## START Material supplied
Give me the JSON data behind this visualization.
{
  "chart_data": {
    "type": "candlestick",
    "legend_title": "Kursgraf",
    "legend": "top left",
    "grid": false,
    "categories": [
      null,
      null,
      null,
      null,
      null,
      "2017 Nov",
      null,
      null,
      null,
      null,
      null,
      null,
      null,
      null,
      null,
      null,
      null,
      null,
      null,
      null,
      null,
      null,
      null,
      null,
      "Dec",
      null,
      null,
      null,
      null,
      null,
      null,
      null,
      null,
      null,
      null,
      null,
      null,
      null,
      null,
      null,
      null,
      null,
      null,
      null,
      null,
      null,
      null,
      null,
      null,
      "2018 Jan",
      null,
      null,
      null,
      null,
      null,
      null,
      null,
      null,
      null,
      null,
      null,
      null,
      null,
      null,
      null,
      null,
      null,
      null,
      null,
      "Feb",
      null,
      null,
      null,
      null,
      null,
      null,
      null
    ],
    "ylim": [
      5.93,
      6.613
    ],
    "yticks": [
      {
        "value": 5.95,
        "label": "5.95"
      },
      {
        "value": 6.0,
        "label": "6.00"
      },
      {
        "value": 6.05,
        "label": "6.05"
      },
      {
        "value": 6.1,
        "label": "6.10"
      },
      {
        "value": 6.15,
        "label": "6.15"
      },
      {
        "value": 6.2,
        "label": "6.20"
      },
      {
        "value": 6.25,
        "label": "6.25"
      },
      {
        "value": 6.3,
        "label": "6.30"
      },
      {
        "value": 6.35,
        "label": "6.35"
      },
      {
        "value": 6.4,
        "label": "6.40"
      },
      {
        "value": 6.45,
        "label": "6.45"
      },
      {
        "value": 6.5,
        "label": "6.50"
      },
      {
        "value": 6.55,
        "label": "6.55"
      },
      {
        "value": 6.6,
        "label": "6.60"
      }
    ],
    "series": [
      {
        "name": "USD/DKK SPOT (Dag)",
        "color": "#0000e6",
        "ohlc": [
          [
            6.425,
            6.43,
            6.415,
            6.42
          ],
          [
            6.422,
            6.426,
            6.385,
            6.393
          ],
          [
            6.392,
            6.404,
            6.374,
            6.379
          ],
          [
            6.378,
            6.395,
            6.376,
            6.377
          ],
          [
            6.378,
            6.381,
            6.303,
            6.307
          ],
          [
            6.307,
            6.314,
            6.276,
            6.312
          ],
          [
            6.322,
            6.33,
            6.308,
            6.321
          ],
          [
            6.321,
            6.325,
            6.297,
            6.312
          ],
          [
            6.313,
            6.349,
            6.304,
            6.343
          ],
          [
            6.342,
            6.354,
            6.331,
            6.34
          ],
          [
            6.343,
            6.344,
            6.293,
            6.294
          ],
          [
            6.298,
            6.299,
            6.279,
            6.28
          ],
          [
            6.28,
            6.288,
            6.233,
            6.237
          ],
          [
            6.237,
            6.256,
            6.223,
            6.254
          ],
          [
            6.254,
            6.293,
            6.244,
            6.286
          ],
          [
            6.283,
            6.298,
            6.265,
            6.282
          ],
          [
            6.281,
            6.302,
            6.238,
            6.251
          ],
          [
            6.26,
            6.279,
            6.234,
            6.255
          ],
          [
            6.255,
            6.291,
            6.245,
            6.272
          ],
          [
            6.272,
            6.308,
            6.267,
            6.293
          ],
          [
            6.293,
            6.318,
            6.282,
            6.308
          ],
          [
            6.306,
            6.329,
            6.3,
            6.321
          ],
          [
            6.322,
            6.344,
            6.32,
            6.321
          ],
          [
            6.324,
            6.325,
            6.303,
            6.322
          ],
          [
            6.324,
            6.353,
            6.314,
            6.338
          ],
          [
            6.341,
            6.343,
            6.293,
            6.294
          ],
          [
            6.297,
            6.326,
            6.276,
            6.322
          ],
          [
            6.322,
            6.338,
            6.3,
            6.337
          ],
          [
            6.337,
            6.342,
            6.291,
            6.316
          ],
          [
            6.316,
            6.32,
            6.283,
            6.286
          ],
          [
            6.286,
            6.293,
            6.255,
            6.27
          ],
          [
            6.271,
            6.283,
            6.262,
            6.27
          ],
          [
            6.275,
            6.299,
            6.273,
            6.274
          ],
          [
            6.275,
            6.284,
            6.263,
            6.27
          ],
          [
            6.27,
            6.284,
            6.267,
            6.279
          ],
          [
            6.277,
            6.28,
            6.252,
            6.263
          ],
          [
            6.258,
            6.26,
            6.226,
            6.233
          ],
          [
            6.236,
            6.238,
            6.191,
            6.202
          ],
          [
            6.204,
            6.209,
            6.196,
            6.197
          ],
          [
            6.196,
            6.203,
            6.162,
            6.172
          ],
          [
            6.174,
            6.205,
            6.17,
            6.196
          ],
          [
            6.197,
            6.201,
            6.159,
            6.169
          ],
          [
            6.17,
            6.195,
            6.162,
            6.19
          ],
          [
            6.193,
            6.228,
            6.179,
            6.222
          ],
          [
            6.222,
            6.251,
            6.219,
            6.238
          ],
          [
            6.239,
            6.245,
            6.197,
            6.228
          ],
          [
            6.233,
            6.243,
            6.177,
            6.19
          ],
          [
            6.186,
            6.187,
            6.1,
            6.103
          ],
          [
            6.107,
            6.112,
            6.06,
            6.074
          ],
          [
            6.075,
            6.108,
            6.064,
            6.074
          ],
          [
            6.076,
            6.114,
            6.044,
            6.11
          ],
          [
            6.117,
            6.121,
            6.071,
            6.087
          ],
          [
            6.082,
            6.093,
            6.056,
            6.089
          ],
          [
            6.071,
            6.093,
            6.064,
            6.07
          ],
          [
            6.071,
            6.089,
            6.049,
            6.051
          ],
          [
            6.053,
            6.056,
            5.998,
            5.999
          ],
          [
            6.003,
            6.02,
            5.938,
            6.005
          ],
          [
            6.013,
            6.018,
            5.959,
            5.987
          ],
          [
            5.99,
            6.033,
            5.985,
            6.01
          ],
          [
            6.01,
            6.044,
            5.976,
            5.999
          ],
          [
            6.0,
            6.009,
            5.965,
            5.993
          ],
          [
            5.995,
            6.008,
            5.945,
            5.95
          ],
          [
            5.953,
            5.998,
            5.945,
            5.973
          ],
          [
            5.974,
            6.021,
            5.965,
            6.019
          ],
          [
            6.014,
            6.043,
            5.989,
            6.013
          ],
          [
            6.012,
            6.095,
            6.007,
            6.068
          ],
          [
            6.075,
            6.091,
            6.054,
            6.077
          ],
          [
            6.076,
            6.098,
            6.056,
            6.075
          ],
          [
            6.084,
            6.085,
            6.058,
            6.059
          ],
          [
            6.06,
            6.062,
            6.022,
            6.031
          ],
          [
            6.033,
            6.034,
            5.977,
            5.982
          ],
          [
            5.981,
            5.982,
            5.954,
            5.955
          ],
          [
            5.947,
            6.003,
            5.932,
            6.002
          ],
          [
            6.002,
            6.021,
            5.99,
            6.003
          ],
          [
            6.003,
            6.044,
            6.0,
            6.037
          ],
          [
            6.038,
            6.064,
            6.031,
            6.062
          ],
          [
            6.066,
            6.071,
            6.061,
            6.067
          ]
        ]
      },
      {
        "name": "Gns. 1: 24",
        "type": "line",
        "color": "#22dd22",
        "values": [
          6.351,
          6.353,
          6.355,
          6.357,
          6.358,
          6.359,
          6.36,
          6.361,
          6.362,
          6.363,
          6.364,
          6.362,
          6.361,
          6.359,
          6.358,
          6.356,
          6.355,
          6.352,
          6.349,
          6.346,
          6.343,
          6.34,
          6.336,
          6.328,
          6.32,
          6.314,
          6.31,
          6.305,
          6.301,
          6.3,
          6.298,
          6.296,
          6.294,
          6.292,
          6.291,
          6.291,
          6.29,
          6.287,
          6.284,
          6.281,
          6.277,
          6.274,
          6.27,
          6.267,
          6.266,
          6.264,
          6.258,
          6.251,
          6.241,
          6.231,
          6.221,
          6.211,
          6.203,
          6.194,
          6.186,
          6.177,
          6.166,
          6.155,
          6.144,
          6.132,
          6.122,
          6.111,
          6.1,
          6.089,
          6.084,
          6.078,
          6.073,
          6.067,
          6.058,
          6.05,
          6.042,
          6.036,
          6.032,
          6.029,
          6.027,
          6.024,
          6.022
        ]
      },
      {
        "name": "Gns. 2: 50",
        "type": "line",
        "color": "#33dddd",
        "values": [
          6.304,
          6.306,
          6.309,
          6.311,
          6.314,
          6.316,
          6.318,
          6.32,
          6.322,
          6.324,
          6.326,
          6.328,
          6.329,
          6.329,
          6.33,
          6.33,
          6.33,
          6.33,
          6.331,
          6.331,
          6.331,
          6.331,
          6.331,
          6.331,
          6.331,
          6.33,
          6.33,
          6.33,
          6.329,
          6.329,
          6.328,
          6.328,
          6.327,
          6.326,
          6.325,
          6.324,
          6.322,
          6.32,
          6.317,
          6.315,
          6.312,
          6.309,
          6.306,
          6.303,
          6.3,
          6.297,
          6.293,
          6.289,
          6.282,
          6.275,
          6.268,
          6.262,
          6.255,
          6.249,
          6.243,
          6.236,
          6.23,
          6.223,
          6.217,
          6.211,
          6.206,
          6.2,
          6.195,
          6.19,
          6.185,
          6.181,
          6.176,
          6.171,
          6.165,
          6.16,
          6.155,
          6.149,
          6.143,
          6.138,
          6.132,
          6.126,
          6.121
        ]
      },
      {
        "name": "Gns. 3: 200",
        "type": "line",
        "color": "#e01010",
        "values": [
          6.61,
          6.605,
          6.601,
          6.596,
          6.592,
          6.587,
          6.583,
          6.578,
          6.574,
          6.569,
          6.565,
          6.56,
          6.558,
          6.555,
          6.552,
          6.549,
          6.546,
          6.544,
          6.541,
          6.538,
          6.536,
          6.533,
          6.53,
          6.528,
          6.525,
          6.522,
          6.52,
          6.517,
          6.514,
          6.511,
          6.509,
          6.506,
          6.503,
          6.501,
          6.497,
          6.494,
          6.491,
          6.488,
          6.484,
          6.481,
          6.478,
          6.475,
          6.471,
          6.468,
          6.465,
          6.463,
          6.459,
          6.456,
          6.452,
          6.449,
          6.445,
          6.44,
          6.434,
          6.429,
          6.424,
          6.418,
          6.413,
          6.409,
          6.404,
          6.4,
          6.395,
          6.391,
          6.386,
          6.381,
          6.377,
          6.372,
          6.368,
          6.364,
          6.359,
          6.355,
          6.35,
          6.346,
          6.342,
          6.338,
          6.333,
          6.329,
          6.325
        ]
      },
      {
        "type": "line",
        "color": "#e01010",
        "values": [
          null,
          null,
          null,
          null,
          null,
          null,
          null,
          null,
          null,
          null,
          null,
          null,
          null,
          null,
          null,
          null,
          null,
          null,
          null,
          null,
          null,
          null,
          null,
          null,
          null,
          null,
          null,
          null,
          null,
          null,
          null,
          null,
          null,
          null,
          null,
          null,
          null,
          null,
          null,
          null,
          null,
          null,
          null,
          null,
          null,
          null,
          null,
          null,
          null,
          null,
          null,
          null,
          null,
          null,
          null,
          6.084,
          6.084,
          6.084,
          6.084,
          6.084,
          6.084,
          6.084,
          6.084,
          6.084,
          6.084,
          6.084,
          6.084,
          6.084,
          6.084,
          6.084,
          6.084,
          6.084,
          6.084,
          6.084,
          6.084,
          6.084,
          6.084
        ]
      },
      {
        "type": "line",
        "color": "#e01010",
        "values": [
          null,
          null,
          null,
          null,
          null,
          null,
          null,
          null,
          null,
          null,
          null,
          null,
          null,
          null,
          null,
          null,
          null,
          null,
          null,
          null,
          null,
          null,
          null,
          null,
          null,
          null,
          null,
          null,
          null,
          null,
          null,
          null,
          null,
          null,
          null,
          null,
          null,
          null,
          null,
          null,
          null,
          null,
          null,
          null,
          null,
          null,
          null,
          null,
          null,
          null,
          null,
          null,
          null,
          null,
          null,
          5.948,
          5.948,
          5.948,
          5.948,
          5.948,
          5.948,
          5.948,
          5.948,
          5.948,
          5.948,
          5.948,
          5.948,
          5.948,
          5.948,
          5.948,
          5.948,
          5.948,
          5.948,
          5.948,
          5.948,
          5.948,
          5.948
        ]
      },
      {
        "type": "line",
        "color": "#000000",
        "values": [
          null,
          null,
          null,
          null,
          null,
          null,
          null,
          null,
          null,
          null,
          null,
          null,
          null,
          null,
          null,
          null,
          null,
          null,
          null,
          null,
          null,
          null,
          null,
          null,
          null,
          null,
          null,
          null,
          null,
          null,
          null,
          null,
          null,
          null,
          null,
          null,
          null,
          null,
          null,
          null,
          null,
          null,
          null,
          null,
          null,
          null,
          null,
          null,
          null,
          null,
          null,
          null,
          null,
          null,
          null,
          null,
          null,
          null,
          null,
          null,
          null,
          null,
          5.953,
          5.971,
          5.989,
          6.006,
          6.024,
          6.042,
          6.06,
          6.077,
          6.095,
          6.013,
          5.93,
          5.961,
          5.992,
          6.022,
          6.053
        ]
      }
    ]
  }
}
## END Material supplied
(Set task) Extract every line from the records above that contains the word "color".

(Task answer)
        "color": "#0000e6",
        "color": "#22dd22",
        "color": "#33dddd",
        "color": "#e01010",
        "color": "#e01010",
        "color": "#e01010",
        "color": "#000000",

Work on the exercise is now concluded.